:: Goal ::
Work out how many lines of the listing hold the string "name", then answer with that number and nothing else.

[Records about charts and figures]

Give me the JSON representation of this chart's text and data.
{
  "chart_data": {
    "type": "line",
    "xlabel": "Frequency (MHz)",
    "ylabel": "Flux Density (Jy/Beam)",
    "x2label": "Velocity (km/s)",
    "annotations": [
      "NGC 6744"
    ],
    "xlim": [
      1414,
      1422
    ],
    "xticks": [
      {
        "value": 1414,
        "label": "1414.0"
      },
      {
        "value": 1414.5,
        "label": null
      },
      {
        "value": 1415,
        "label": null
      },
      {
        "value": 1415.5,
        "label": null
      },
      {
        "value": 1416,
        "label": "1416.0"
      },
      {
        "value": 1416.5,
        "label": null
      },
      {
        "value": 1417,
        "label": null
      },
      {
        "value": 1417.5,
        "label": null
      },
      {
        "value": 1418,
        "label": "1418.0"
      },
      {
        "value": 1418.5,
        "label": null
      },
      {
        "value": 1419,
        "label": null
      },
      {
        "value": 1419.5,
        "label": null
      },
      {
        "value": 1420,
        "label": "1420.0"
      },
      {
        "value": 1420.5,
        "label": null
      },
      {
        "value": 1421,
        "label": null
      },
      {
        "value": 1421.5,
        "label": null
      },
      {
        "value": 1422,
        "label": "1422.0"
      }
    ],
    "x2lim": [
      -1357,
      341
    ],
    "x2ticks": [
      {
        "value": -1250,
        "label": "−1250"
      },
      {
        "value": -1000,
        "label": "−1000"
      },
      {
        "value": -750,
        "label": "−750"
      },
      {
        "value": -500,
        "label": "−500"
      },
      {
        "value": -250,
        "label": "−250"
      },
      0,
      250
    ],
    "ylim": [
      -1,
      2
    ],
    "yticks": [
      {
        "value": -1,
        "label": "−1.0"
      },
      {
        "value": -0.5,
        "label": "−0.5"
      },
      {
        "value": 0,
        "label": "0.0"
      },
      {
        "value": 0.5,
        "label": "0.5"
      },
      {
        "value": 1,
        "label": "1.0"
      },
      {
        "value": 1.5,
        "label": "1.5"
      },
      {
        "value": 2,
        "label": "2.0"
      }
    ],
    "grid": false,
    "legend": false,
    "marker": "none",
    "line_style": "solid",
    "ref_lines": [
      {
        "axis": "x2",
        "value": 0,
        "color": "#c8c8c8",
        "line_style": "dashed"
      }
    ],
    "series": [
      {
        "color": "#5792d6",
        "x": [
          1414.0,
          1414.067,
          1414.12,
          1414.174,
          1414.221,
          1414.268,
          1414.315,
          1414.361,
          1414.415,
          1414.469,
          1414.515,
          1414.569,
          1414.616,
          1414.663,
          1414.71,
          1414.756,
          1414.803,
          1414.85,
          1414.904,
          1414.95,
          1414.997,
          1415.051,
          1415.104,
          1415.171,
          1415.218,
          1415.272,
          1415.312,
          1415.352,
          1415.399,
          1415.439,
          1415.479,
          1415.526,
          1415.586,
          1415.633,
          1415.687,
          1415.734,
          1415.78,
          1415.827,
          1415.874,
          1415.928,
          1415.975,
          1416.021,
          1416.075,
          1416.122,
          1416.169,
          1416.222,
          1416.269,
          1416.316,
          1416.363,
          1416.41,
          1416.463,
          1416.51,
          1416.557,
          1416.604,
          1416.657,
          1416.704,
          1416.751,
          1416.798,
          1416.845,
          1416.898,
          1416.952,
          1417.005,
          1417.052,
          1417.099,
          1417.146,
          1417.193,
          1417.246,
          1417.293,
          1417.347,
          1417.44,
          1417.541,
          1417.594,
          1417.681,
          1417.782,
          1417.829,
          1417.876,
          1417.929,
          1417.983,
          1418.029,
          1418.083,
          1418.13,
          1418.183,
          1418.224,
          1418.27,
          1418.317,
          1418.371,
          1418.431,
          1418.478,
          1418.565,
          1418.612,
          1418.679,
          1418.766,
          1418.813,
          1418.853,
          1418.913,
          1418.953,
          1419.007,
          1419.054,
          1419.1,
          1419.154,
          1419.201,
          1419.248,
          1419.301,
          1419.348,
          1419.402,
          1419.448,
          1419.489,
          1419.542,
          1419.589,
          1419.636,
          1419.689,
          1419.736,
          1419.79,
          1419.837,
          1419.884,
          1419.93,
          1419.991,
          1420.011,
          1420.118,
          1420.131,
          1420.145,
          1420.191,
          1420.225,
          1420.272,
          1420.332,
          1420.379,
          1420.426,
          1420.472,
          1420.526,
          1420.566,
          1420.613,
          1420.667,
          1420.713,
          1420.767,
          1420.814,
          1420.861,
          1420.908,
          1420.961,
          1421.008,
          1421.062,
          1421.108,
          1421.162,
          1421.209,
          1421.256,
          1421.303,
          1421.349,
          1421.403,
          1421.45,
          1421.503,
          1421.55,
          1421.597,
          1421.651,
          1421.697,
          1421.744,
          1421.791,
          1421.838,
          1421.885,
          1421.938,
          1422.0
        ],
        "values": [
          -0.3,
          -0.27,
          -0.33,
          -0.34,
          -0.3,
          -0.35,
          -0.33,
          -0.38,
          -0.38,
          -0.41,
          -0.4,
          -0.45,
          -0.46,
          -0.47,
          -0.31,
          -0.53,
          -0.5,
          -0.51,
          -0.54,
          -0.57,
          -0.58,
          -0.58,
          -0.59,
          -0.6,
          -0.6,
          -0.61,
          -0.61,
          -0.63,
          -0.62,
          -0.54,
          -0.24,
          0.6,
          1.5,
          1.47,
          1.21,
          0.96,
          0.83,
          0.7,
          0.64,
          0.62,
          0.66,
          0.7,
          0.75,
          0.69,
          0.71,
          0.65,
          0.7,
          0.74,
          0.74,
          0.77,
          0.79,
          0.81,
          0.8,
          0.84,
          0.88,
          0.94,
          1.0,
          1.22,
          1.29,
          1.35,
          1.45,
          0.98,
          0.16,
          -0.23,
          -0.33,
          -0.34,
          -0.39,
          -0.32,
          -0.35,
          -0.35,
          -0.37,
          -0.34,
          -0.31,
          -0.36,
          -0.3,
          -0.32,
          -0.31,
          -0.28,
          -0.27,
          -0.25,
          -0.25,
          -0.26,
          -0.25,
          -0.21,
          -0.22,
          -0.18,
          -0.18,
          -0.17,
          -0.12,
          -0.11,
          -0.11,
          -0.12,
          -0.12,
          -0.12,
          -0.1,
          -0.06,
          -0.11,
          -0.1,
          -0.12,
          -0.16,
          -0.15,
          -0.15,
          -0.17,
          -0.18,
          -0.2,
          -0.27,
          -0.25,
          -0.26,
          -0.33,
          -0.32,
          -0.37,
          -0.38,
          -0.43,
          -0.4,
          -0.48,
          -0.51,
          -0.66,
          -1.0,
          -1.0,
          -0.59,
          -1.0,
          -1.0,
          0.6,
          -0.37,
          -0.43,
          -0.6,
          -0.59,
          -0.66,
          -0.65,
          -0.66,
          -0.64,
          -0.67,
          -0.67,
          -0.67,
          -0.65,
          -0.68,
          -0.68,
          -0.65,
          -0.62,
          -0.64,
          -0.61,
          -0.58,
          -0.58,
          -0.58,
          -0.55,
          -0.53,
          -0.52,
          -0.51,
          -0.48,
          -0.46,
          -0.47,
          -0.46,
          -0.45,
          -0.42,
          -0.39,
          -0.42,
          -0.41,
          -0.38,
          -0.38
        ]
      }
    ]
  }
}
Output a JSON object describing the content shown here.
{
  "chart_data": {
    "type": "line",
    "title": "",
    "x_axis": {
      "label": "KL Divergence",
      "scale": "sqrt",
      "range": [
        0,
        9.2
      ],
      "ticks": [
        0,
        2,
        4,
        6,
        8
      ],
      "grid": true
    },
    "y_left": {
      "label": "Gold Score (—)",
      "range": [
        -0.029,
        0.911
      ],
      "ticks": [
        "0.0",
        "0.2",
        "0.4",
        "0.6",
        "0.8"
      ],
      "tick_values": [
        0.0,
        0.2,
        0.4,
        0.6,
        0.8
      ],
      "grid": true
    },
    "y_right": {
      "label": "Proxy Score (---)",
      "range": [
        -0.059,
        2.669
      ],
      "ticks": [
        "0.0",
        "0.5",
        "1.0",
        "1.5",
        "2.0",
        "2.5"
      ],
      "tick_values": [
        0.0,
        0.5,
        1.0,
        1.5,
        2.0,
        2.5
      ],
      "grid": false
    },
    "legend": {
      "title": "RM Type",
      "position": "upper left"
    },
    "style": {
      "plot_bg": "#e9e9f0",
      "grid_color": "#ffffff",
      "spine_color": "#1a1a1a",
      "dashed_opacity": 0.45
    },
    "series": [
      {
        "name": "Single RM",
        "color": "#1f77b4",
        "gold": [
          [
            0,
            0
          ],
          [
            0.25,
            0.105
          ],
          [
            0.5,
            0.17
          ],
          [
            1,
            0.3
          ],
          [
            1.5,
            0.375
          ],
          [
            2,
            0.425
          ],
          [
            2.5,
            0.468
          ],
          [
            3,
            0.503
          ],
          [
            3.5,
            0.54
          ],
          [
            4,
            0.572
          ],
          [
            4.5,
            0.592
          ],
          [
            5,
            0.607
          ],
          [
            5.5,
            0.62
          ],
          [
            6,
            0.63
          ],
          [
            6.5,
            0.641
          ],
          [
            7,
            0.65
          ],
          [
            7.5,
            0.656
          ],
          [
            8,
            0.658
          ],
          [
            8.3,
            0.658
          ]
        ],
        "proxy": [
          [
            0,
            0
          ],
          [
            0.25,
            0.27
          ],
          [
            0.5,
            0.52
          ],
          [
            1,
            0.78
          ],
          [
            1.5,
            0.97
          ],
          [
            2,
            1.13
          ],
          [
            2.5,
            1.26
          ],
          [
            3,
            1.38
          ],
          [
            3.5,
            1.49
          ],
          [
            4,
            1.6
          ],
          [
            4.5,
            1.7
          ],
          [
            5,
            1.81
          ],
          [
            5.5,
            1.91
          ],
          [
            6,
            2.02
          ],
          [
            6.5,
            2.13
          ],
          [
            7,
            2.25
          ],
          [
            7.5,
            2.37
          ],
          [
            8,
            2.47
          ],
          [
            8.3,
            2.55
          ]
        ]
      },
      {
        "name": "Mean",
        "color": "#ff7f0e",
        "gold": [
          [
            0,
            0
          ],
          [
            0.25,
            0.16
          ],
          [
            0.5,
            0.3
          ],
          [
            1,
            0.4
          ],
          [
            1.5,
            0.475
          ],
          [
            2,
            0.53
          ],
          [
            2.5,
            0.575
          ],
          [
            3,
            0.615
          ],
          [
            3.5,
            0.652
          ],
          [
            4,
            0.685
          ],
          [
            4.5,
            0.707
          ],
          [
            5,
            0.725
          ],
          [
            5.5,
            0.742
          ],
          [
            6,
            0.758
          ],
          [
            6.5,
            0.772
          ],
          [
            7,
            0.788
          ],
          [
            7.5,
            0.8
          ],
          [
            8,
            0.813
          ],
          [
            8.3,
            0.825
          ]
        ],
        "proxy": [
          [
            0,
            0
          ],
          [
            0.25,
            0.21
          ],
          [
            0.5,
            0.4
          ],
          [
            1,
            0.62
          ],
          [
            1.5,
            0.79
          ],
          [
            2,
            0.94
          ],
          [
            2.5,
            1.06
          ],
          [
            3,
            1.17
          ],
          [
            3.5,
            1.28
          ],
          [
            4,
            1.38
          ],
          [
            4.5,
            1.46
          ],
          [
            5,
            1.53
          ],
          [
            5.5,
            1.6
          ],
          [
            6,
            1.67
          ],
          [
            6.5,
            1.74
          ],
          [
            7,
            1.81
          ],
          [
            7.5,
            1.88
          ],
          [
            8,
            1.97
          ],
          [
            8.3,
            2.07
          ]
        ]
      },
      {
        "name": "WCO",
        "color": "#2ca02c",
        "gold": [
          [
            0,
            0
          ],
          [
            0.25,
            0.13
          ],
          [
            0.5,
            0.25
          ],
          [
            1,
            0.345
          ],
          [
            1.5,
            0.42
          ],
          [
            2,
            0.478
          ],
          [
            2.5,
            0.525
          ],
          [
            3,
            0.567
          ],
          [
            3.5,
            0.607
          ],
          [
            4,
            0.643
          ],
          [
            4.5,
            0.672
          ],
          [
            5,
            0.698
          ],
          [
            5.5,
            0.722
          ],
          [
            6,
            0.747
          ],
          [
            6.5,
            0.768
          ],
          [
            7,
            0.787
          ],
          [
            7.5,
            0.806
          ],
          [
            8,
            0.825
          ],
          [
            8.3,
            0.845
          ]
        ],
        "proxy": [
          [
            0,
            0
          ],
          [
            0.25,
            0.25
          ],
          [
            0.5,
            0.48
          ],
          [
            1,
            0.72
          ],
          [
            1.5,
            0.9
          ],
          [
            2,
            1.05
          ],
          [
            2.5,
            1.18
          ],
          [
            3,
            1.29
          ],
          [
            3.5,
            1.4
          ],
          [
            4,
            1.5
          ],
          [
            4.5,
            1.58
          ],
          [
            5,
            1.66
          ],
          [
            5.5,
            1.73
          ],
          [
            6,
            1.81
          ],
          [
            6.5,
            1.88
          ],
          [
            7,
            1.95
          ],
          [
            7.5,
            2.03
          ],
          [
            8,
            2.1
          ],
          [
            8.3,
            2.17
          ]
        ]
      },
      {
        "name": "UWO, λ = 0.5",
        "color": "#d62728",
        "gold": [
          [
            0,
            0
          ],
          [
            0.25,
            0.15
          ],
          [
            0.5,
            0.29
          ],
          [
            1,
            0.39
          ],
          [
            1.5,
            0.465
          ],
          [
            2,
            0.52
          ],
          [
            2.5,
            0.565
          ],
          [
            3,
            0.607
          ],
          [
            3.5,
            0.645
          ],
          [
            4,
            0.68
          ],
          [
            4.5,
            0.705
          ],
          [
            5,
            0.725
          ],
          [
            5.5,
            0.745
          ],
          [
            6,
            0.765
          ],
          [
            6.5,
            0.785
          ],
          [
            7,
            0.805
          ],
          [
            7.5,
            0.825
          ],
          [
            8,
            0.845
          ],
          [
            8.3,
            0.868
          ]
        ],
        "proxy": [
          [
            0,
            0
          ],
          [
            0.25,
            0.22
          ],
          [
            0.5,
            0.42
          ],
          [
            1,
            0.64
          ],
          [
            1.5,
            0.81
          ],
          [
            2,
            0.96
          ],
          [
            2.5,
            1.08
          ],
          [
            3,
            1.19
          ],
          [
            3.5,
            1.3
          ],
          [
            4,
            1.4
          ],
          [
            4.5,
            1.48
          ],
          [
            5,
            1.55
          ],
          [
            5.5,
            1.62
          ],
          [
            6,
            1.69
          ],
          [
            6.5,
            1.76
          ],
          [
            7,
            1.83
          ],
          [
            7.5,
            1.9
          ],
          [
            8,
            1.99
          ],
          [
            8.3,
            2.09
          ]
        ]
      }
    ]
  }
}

:: Output below ::
4